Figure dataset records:
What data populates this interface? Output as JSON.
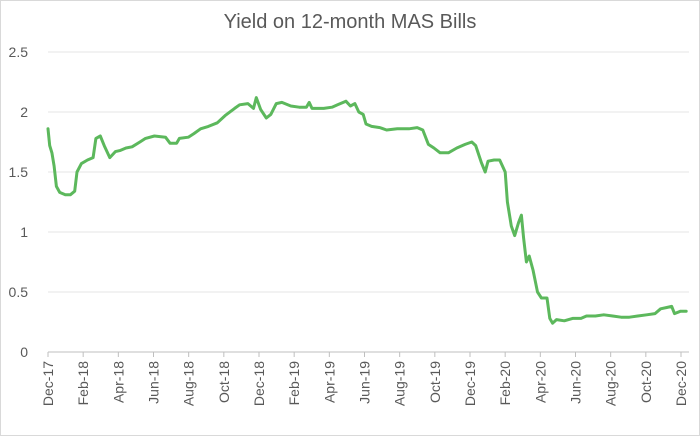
{
  "chart_data": {
    "type": "line",
    "title": "Yield on 12-month MAS Bills",
    "xlabel": "",
    "ylabel": "",
    "ylim": [
      0,
      2.5
    ],
    "y_ticks": [
      "0",
      "0.5",
      "1",
      "1.5",
      "2",
      "2.5"
    ],
    "x_ticks": [
      "Dec-17",
      "Feb-18",
      "Apr-18",
      "Jun-18",
      "Aug-18",
      "Oct-18",
      "Dec-18",
      "Feb-19",
      "Apr-19",
      "Jun-19",
      "Aug-19",
      "Oct-19",
      "Dec-19",
      "Feb-20",
      "Apr-20",
      "Jun-20",
      "Aug-20",
      "Oct-20",
      "Dec-20"
    ],
    "grid": true,
    "legend": "none",
    "color": "#5cb85c",
    "series": [
      {
        "name": "",
        "points": [
          [
            "2017-12-01",
            1.86
          ],
          [
            "2017-12-04",
            1.72
          ],
          [
            "2017-12-08",
            1.66
          ],
          [
            "2017-12-12",
            1.55
          ],
          [
            "2017-12-16",
            1.38
          ],
          [
            "2017-12-22",
            1.33
          ],
          [
            "2018-01-01",
            1.31
          ],
          [
            "2018-01-10",
            1.31
          ],
          [
            "2018-01-18",
            1.34
          ],
          [
            "2018-01-22",
            1.5
          ],
          [
            "2018-01-30",
            1.57
          ],
          [
            "2018-02-10",
            1.6
          ],
          [
            "2018-02-20",
            1.62
          ],
          [
            "2018-02-25",
            1.78
          ],
          [
            "2018-03-05",
            1.8
          ],
          [
            "2018-03-12",
            1.72
          ],
          [
            "2018-03-22",
            1.62
          ],
          [
            "2018-04-01",
            1.67
          ],
          [
            "2018-04-10",
            1.68
          ],
          [
            "2018-04-20",
            1.7
          ],
          [
            "2018-05-01",
            1.71
          ],
          [
            "2018-05-15",
            1.75
          ],
          [
            "2018-05-25",
            1.78
          ],
          [
            "2018-06-10",
            1.8
          ],
          [
            "2018-06-30",
            1.79
          ],
          [
            "2018-07-08",
            1.74
          ],
          [
            "2018-07-20",
            1.74
          ],
          [
            "2018-07-25",
            1.78
          ],
          [
            "2018-08-10",
            1.79
          ],
          [
            "2018-08-20",
            1.82
          ],
          [
            "2018-09-01",
            1.86
          ],
          [
            "2018-09-15",
            1.88
          ],
          [
            "2018-10-01",
            1.91
          ],
          [
            "2018-10-15",
            1.97
          ],
          [
            "2018-11-01",
            2.03
          ],
          [
            "2018-11-10",
            2.06
          ],
          [
            "2018-11-25",
            2.07
          ],
          [
            "2018-12-05",
            2.03
          ],
          [
            "2018-12-10",
            2.12
          ],
          [
            "2018-12-18",
            2.02
          ],
          [
            "2018-12-28",
            1.95
          ],
          [
            "2019-01-05",
            1.98
          ],
          [
            "2019-01-15",
            2.07
          ],
          [
            "2019-01-25",
            2.08
          ],
          [
            "2019-02-10",
            2.05
          ],
          [
            "2019-02-25",
            2.04
          ],
          [
            "2019-03-10",
            2.04
          ],
          [
            "2019-03-15",
            2.08
          ],
          [
            "2019-03-20",
            2.03
          ],
          [
            "2019-04-10",
            2.03
          ],
          [
            "2019-04-25",
            2.04
          ],
          [
            "2019-05-05",
            2.06
          ],
          [
            "2019-05-20",
            2.09
          ],
          [
            "2019-05-28",
            2.05
          ],
          [
            "2019-06-05",
            2.07
          ],
          [
            "2019-06-12",
            2.0
          ],
          [
            "2019-06-20",
            1.98
          ],
          [
            "2019-06-25",
            1.9
          ],
          [
            "2019-07-05",
            1.88
          ],
          [
            "2019-07-20",
            1.87
          ],
          [
            "2019-08-01",
            1.85
          ],
          [
            "2019-08-20",
            1.86
          ],
          [
            "2019-09-10",
            1.86
          ],
          [
            "2019-09-25",
            1.87
          ],
          [
            "2019-10-05",
            1.85
          ],
          [
            "2019-10-15",
            1.73
          ],
          [
            "2019-10-25",
            1.7
          ],
          [
            "2019-11-05",
            1.66
          ],
          [
            "2019-11-20",
            1.66
          ],
          [
            "2019-12-05",
            1.7
          ],
          [
            "2019-12-20",
            1.73
          ],
          [
            "2020-01-01",
            1.75
          ],
          [
            "2020-01-08",
            1.72
          ],
          [
            "2020-01-18",
            1.58
          ],
          [
            "2020-01-25",
            1.5
          ],
          [
            "2020-01-30",
            1.59
          ],
          [
            "2020-02-10",
            1.6
          ],
          [
            "2020-02-20",
            1.6
          ],
          [
            "2020-03-01",
            1.5
          ],
          [
            "2020-03-05",
            1.25
          ],
          [
            "2020-03-12",
            1.05
          ],
          [
            "2020-03-18",
            0.97
          ],
          [
            "2020-03-25",
            1.08
          ],
          [
            "2020-03-30",
            1.14
          ],
          [
            "2020-04-03",
            0.95
          ],
          [
            "2020-04-08",
            0.75
          ],
          [
            "2020-04-13",
            0.8
          ],
          [
            "2020-04-20",
            0.68
          ],
          [
            "2020-04-28",
            0.5
          ],
          [
            "2020-05-05",
            0.45
          ],
          [
            "2020-05-15",
            0.45
          ],
          [
            "2020-05-20",
            0.28
          ],
          [
            "2020-05-25",
            0.24
          ],
          [
            "2020-06-01",
            0.27
          ],
          [
            "2020-06-15",
            0.26
          ],
          [
            "2020-06-30",
            0.28
          ],
          [
            "2020-07-15",
            0.28
          ],
          [
            "2020-07-25",
            0.3
          ],
          [
            "2020-08-10",
            0.3
          ],
          [
            "2020-08-25",
            0.31
          ],
          [
            "2020-09-10",
            0.3
          ],
          [
            "2020-09-25",
            0.29
          ],
          [
            "2020-10-10",
            0.29
          ],
          [
            "2020-10-25",
            0.3
          ],
          [
            "2020-11-10",
            0.31
          ],
          [
            "2020-11-25",
            0.32
          ],
          [
            "2020-12-05",
            0.36
          ],
          [
            "2020-12-15",
            0.37
          ],
          [
            "2020-12-25",
            0.38
          ],
          [
            "2020-12-30",
            0.32
          ],
          [
            "2021-01-10",
            0.34
          ],
          [
            "2021-01-20",
            0.34
          ]
        ]
      }
    ]
  }
}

* Problem to solve *
Make an exact copy of the listing above. Do not include the pictures.

* Final result *
What data populates this interface? Output as JSON.
{
  "chart_data": {
    "type": "line",
    "title": "Yield on 12-month MAS Bills",
    "xlabel": "",
    "ylabel": "",
    "ylim": [
      0,
      2.5
    ],
    "y_ticks": [
      "0",
      "0.5",
      "1",
      "1.5",
      "2",
      "2.5"
    ],
    "x_ticks": [
      "Dec-17",
      "Feb-18",
      "Apr-18",
      "Jun-18",
      "Aug-18",
      "Oct-18",
      "Dec-18",
      "Feb-19",
      "Apr-19",
      "Jun-19",
      "Aug-19",
      "Oct-19",
      "Dec-19",
      "Feb-20",
      "Apr-20",
      "Jun-20",
      "Aug-20",
      "Oct-20",
      "Dec-20"
    ],
    "grid": true,
    "legend": "none",
    "color": "#5cb85c",
    "series": [
      {
        "name": "",
        "points": [
          [
            "2017-12-01",
            1.86
          ],
          [
            "2017-12-04",
            1.72
          ],
          [
            "2017-12-08",
            1.66
          ],
          [
            "2017-12-12",
            1.55
          ],
          [
            "2017-12-16",
            1.38
          ],
          [
            "2017-12-22",
            1.33
          ],
          [
            "2018-01-01",
            1.31
          ],
          [
            "2018-01-10",
            1.31
          ],
          [
            "2018-01-18",
            1.34
          ],
          [
            "2018-01-22",
            1.5
          ],
          [
            "2018-01-30",
            1.57
          ],
          [
            "2018-02-10",
            1.6
          ],
          [
            "2018-02-20",
            1.62
          ],
          [
            "2018-02-25",
            1.78
          ],
          [
            "2018-03-05",
            1.8
          ],
          [
            "2018-03-12",
            1.72
          ],
          [
            "2018-03-22",
            1.62
          ],
          [
            "2018-04-01",
            1.67
          ],
          [
            "2018-04-10",
            1.68
          ],
          [
            "2018-04-20",
            1.7
          ],
          [
            "2018-05-01",
            1.71
          ],
          [
            "2018-05-15",
            1.75
          ],
          [
            "2018-05-25",
            1.78
          ],
          [
            "2018-06-10",
            1.8
          ],
          [
            "2018-06-30",
            1.79
          ],
          [
            "2018-07-08",
            1.74
          ],
          [
            "2018-07-20",
            1.74
          ],
          [
            "2018-07-25",
            1.78
          ],
          [
            "2018-08-10",
            1.79
          ],
          [
            "2018-08-20",
            1.82
          ],
          [
            "2018-09-01",
            1.86
          ],
          [
            "2018-09-15",
            1.88
          ],
          [
            "2018-10-01",
            1.91
          ],
          [
            "2018-10-15",
            1.97
          ],
          [
            "2018-11-01",
            2.03
          ],
          [
            "2018-11-10",
            2.06
          ],
          [
            "2018-11-25",
            2.07
          ],
          [
            "2018-12-05",
            2.03
          ],
          [
            "2018-12-10",
            2.12
          ],
          [
            "2018-12-18",
            2.02
          ],
          [
            "2018-12-28",
            1.95
          ],
          [
            "2019-01-05",
            1.98
          ],
          [
            "2019-01-15",
            2.07
          ],
          [
            "2019-01-25",
            2.08
          ],
          [
            "2019-02-10",
            2.05
          ],
          [
            "2019-02-25",
            2.04
          ],
          [
            "2019-03-10",
            2.04
          ],
          [
            "2019-03-15",
            2.08
          ],
          [
            "2019-03-20",
            2.03
          ],
          [
            "2019-04-10",
            2.03
          ],
          [
            "2019-04-25",
            2.04
          ],
          [
            "2019-05-05",
            2.06
          ],
          [
            "2019-05-20",
            2.09
          ],
          [
            "2019-05-28",
            2.05
          ],
          [
            "2019-06-05",
            2.07
          ],
          [
            "2019-06-12",
            2.0
          ],
          [
            "2019-06-20",
            1.98
          ],
          [
            "2019-06-25",
            1.9
          ],
          [
            "2019-07-05",
            1.88
          ],
          [
            "2019-07-20",
            1.87
          ],
          [
            "2019-08-01",
            1.85
          ],
          [
            "2019-08-20",
            1.86
          ],
          [
            "2019-09-10",
            1.86
          ],
          [
            "2019-09-25",
            1.87
          ],
          [
            "2019-10-05",
            1.85
          ],
          [
            "2019-10-15",
            1.73
          ],
          [
            "2019-10-25",
            1.7
          ],
          [
            "2019-11-05",
            1.66
          ],
          [
            "2019-11-20",
            1.66
          ],
          [
            "2019-12-05",
            1.7
          ],
          [
            "2019-12-20",
            1.73
          ],
          [
            "2020-01-01",
            1.75
          ],
          [
            "2020-01-08",
            1.72
          ],
          [
            "2020-01-18",
            1.58
          ],
          [
            "2020-01-25",
            1.5
          ],
          [
            "2020-01-30",
            1.59
          ],
          [
            "2020-02-10",
            1.6
          ],
          [
            "2020-02-20",
            1.6
          ],
          [
            "2020-03-01",
            1.5
          ],
          [
            "2020-03-05",
            1.25
          ],
          [
            "2020-03-12",
            1.05
          ],
          [
            "2020-03-18",
            0.97
          ],
          [
            "2020-03-25",
            1.08
          ],
          [
            "2020-03-30",
            1.14
          ],
          [
            "2020-04-03",
            0.95
          ],
          [
            "2020-04-08",
            0.75
          ],
          [
            "2020-04-13",
            0.8
          ],
          [
            "2020-04-20",
            0.68
          ],
          [
            "2020-04-28",
            0.5
          ],
          [
            "2020-05-05",
            0.45
          ],
          [
            "2020-05-15",
            0.45
          ],
          [
            "2020-05-20",
            0.28
          ],
          [
            "2020-05-25",
            0.24
          ],
          [
            "2020-06-01",
            0.27
          ],
          [
            "2020-06-15",
            0.26
          ],
          [
            "2020-06-30",
            0.28
          ],
          [
            "2020-07-15",
            0.28
          ],
          [
            "2020-07-25",
            0.3
          ],
          [
            "2020-08-10",
            0.3
          ],
          [
            "2020-08-25",
            0.31
          ],
          [
            "2020-09-10",
            0.3
          ],
          [
            "2020-09-25",
            0.29
          ],
          [
            "2020-10-10",
            0.29
          ],
          [
            "2020-10-25",
            0.3
          ],
          [
            "2020-11-10",
            0.31
          ],
          [
            "2020-11-25",
            0.32
          ],
          [
            "2020-12-05",
            0.36
          ],
          [
            "2020-12-15",
            0.37
          ],
          [
            "2020-12-25",
            0.38
          ],
          [
            "2020-12-30",
            0.32
          ],
          [
            "2021-01-10",
            0.34
          ],
          [
            "2021-01-20",
            0.34
          ]
        ]
      }
    ]
  }
}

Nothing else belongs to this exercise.